**Exercise details:** Find the number of lines in these records where the word "JSON" appears. Reply with that number and nothing more.

[Stored data]
────────────────────────────────────────

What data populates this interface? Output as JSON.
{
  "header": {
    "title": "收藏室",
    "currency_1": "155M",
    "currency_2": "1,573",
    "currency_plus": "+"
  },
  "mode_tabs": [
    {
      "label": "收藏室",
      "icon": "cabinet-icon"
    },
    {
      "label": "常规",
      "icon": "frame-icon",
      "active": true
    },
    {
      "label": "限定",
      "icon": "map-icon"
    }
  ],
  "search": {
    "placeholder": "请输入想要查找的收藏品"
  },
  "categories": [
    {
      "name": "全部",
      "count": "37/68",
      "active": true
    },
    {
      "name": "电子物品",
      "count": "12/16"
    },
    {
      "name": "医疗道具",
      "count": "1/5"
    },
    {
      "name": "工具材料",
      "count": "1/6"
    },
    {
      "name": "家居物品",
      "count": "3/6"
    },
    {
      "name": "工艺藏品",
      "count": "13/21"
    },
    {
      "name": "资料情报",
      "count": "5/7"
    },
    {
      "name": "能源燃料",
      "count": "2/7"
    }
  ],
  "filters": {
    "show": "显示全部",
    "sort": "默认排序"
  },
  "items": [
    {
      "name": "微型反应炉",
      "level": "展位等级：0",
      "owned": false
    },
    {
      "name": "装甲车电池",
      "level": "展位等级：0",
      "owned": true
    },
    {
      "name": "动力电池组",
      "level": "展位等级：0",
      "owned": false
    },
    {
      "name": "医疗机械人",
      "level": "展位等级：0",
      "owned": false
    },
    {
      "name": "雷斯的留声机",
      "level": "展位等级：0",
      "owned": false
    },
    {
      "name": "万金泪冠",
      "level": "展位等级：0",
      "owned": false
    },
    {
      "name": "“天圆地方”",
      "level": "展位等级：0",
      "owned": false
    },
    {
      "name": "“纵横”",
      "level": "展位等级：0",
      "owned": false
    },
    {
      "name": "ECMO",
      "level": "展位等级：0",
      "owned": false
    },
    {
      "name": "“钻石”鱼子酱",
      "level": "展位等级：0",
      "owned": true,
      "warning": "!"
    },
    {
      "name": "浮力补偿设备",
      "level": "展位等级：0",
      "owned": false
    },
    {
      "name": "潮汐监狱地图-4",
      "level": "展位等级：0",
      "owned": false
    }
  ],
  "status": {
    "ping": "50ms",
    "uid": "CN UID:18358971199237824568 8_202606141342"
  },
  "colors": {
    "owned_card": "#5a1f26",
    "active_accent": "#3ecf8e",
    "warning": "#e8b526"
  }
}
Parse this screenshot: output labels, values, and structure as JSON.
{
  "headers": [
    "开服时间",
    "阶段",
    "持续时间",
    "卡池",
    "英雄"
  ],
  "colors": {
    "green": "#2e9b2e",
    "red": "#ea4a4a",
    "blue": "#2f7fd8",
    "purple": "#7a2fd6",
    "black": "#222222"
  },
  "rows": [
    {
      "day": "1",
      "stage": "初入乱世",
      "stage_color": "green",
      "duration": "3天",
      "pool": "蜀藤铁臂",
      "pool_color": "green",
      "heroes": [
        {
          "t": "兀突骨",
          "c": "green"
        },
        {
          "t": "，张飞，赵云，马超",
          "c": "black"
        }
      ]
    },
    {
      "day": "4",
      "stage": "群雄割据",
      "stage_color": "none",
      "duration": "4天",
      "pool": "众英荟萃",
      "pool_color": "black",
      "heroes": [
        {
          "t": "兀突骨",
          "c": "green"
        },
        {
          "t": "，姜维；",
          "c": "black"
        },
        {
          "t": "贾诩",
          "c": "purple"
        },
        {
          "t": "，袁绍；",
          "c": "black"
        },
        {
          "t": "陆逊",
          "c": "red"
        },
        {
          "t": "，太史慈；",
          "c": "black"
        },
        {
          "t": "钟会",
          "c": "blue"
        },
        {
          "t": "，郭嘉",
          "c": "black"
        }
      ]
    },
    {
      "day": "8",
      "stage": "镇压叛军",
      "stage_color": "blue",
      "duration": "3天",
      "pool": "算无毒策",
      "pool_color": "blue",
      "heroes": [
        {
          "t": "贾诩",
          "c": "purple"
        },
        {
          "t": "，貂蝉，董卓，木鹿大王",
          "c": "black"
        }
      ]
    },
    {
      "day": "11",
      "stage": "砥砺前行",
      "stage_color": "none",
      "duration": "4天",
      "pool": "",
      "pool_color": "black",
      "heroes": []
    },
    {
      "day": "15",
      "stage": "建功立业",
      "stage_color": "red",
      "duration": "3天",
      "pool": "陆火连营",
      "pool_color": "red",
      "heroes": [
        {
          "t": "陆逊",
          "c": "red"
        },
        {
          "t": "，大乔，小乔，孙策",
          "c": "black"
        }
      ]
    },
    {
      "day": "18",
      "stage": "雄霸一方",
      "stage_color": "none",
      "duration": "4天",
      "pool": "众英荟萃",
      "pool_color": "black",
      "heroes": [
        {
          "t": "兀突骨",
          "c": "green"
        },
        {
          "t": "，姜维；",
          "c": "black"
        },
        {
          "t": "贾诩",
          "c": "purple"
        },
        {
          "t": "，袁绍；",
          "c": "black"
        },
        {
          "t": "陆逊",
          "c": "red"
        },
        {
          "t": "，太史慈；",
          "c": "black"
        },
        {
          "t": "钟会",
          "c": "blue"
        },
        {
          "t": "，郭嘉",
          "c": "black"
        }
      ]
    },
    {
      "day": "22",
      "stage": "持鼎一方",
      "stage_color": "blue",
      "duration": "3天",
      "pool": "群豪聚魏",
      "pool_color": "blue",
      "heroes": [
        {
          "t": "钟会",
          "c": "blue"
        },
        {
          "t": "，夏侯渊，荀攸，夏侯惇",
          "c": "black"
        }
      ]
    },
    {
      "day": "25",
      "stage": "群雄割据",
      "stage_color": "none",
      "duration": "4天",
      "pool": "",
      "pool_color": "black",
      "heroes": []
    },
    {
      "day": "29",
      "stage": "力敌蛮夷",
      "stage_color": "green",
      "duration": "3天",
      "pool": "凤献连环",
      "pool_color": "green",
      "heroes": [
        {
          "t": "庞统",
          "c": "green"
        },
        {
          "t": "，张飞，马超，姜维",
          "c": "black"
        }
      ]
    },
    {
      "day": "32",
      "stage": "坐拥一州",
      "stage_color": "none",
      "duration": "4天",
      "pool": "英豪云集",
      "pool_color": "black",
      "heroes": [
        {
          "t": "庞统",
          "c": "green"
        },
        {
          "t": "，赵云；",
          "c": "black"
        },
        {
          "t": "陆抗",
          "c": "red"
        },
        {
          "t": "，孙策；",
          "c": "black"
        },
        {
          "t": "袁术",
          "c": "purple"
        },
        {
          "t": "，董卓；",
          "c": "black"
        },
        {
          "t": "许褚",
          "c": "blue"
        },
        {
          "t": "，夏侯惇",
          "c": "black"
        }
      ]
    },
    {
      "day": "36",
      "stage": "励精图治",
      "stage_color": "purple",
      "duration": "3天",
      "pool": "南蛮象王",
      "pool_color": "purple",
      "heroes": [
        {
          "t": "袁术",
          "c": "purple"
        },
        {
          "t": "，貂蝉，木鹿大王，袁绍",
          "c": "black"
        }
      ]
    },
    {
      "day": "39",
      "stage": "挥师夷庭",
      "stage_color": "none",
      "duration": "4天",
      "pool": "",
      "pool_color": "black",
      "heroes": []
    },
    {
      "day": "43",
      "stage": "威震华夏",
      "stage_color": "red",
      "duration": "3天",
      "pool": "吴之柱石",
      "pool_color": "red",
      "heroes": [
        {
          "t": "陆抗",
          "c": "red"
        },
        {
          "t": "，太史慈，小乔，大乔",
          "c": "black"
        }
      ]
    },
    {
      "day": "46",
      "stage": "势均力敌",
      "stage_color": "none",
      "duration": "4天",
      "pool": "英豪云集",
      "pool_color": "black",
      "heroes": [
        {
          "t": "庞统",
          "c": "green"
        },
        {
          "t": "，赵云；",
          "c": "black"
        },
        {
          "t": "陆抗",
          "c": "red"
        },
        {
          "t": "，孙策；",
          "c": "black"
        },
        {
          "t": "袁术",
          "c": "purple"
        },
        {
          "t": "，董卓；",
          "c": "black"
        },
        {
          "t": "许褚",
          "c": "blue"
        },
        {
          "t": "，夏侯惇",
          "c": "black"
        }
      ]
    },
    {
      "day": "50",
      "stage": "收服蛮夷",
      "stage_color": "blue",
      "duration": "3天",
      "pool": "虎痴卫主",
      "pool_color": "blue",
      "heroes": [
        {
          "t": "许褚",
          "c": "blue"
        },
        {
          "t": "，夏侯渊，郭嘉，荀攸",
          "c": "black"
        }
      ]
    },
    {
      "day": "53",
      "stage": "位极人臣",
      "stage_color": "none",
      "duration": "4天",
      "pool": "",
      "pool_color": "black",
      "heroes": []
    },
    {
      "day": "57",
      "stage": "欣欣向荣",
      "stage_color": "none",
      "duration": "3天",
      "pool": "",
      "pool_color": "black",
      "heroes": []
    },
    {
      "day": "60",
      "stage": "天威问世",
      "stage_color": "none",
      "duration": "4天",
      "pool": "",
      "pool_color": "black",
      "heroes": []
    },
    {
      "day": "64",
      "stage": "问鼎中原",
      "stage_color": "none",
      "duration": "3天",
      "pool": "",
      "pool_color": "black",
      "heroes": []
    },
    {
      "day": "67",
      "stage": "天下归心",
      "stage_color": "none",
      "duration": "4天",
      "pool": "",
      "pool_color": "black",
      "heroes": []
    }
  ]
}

────────────────────────────────────────

**Complete response:** 2